▸ **What the task asks**
Return the lines where the word "placement" occurs.
--- START Items ---
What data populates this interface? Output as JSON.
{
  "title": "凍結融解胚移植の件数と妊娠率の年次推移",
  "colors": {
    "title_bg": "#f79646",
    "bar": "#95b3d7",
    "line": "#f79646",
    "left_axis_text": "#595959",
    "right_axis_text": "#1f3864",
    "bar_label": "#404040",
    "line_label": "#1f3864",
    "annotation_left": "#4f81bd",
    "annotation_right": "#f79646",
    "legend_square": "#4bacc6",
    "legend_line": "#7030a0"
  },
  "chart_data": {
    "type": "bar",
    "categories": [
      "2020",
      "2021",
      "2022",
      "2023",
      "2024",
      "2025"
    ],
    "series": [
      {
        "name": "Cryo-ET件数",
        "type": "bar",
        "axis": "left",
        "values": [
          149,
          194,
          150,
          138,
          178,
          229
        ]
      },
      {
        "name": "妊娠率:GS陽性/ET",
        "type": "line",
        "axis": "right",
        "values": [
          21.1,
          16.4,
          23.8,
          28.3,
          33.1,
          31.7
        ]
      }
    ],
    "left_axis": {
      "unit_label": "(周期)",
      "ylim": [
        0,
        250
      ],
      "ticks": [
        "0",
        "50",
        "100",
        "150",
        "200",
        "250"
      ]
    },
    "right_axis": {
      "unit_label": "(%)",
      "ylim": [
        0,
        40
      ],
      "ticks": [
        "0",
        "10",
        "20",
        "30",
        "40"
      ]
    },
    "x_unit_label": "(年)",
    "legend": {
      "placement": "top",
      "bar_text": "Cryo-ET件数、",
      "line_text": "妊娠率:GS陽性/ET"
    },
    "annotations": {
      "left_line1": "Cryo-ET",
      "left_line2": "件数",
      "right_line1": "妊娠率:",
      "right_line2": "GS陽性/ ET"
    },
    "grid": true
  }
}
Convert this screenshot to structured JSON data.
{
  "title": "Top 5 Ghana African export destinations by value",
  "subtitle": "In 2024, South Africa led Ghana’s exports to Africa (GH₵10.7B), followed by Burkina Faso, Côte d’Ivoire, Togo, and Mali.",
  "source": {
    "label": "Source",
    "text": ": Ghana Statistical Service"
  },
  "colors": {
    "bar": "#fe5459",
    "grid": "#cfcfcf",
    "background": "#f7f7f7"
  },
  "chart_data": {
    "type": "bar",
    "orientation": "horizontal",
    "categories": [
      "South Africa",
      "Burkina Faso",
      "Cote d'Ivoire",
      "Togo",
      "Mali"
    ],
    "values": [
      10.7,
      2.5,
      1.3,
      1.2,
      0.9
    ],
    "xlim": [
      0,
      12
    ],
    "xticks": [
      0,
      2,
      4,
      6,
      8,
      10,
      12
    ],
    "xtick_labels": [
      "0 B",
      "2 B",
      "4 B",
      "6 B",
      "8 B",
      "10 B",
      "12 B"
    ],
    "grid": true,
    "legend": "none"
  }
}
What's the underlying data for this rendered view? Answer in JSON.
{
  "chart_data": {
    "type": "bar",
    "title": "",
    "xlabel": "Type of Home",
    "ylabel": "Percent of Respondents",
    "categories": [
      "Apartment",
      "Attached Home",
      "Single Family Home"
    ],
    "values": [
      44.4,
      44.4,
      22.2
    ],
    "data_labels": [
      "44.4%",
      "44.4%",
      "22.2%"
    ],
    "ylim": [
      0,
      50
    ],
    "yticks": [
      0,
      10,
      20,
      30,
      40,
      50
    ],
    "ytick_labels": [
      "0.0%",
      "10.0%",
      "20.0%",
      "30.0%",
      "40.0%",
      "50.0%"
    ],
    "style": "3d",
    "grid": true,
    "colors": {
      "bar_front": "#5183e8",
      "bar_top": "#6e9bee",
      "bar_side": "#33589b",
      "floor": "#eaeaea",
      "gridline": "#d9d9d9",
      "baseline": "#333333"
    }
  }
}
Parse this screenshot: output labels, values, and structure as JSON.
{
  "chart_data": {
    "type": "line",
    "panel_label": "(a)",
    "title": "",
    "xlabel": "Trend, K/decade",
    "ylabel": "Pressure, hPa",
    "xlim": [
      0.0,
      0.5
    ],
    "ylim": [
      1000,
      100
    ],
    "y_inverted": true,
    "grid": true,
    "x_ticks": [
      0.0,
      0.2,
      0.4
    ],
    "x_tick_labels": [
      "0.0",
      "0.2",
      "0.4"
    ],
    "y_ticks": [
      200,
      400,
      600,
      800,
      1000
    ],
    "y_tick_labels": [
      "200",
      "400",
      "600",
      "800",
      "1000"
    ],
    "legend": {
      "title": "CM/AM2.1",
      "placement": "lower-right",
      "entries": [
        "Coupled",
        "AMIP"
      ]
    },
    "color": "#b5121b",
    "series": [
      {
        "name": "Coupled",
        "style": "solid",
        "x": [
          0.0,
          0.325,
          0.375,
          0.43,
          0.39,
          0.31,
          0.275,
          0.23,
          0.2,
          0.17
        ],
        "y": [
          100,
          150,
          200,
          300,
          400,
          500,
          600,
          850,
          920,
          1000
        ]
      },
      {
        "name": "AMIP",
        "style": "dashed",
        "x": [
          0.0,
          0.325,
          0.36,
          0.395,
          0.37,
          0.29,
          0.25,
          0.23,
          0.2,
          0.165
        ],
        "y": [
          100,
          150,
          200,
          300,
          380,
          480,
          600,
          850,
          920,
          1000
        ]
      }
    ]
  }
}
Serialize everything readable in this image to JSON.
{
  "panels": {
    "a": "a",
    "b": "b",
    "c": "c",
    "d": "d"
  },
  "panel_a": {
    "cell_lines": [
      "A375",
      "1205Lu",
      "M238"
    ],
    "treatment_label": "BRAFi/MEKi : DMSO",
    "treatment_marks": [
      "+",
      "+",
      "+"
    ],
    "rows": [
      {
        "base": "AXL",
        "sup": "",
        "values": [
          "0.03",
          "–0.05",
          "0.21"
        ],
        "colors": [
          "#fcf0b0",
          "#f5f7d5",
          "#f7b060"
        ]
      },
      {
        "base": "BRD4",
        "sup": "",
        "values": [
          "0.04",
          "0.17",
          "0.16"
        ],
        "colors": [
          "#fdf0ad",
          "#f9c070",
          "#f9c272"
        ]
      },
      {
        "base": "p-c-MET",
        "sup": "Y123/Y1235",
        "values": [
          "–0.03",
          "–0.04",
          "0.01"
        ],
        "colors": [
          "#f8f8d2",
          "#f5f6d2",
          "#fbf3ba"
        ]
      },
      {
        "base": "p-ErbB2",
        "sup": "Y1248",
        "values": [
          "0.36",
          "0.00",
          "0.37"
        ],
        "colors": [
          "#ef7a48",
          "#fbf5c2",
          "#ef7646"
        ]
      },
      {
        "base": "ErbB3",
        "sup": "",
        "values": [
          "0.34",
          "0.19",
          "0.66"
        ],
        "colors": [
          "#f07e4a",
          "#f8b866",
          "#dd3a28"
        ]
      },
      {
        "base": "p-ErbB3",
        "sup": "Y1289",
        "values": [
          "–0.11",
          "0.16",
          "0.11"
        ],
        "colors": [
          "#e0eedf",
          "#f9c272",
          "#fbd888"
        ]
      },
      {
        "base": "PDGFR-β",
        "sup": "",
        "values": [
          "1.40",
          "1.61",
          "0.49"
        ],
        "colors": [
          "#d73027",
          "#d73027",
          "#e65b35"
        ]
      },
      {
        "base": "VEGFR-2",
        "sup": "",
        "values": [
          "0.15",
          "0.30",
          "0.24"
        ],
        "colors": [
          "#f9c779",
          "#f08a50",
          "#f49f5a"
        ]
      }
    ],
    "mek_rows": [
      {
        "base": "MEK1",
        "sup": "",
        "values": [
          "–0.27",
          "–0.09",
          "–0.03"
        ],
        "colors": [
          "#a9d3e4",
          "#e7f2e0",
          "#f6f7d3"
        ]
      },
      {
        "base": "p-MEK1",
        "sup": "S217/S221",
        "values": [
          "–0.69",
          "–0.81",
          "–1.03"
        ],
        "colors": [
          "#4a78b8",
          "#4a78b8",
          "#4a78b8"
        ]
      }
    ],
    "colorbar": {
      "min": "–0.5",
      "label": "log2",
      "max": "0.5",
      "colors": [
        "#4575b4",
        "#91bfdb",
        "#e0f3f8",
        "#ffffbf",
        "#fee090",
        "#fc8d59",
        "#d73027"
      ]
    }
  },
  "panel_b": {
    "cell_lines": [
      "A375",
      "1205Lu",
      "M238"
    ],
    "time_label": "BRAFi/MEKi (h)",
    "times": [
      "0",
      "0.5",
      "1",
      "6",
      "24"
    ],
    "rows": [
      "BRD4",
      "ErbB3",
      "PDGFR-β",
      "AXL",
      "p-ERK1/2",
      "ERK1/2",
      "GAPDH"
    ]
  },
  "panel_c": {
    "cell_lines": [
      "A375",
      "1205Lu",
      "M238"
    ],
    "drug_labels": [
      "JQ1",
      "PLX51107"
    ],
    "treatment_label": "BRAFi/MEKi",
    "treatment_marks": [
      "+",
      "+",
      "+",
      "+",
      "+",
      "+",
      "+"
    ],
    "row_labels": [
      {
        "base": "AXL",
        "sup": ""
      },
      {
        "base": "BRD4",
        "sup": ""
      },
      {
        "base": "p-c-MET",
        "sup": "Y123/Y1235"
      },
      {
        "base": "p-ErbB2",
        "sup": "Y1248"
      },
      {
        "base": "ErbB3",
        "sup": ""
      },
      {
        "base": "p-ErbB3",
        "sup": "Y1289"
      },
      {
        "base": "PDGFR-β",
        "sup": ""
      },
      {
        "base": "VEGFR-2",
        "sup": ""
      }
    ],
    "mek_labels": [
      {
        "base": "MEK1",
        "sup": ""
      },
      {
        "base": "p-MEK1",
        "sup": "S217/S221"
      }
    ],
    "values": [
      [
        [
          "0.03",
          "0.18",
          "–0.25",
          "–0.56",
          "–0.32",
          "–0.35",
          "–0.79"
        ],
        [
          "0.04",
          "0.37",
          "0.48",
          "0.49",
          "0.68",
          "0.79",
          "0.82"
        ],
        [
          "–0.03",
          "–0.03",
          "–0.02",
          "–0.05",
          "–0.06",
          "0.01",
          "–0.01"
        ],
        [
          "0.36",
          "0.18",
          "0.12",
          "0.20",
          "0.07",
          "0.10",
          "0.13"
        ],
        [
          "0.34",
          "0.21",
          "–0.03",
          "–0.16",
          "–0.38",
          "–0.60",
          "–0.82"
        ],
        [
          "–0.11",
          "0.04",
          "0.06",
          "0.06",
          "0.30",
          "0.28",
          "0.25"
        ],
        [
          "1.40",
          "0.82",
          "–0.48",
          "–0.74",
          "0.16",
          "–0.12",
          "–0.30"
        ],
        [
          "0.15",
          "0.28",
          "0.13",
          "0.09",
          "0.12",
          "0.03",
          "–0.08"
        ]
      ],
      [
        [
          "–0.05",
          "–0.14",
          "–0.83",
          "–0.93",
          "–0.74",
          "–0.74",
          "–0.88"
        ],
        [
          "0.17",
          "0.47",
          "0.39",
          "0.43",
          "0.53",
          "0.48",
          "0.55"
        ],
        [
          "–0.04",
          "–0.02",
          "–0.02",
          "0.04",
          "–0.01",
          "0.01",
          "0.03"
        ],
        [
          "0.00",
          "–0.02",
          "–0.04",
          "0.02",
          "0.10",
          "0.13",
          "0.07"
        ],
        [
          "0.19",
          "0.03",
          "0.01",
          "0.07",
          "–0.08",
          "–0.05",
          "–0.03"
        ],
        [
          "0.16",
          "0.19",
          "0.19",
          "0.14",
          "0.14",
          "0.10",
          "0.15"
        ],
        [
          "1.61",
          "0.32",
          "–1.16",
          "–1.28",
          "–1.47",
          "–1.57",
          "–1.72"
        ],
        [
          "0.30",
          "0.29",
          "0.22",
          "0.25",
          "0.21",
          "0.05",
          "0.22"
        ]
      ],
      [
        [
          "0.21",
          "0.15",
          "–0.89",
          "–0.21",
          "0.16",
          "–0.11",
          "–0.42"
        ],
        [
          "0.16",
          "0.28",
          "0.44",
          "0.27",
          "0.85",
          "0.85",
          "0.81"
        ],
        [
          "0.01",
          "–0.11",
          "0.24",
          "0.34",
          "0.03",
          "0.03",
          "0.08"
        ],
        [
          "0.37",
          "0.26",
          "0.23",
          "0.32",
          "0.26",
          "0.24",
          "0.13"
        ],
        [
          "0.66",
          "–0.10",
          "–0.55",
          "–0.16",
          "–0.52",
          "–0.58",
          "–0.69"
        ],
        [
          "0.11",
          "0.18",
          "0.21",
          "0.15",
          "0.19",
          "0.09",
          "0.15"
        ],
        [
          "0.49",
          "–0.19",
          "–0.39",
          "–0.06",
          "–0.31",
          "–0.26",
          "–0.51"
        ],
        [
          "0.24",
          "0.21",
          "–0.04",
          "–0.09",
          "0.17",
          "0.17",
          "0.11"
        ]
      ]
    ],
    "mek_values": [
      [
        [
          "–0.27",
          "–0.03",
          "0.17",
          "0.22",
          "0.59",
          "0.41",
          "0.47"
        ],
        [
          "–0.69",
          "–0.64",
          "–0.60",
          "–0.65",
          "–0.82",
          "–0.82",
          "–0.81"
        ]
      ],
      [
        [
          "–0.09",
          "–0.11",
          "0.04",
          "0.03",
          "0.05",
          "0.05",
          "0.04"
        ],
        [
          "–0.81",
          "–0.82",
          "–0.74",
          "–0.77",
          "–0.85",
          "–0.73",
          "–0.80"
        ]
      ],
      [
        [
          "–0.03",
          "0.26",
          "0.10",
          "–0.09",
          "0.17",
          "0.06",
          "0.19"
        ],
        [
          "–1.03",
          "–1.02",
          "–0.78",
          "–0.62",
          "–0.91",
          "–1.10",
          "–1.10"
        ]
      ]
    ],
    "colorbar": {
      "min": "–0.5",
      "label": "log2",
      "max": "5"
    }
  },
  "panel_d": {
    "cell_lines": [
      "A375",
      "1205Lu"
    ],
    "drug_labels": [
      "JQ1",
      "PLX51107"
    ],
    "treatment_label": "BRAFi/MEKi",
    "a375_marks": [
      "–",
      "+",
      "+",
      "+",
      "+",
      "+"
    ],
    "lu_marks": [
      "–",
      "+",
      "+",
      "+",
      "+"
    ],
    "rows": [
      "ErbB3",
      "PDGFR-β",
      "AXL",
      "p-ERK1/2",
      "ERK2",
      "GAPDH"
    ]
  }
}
--- END Items ---
▸ **Solution for this problem**
      "placement": "top",
      "placement": "lower-right",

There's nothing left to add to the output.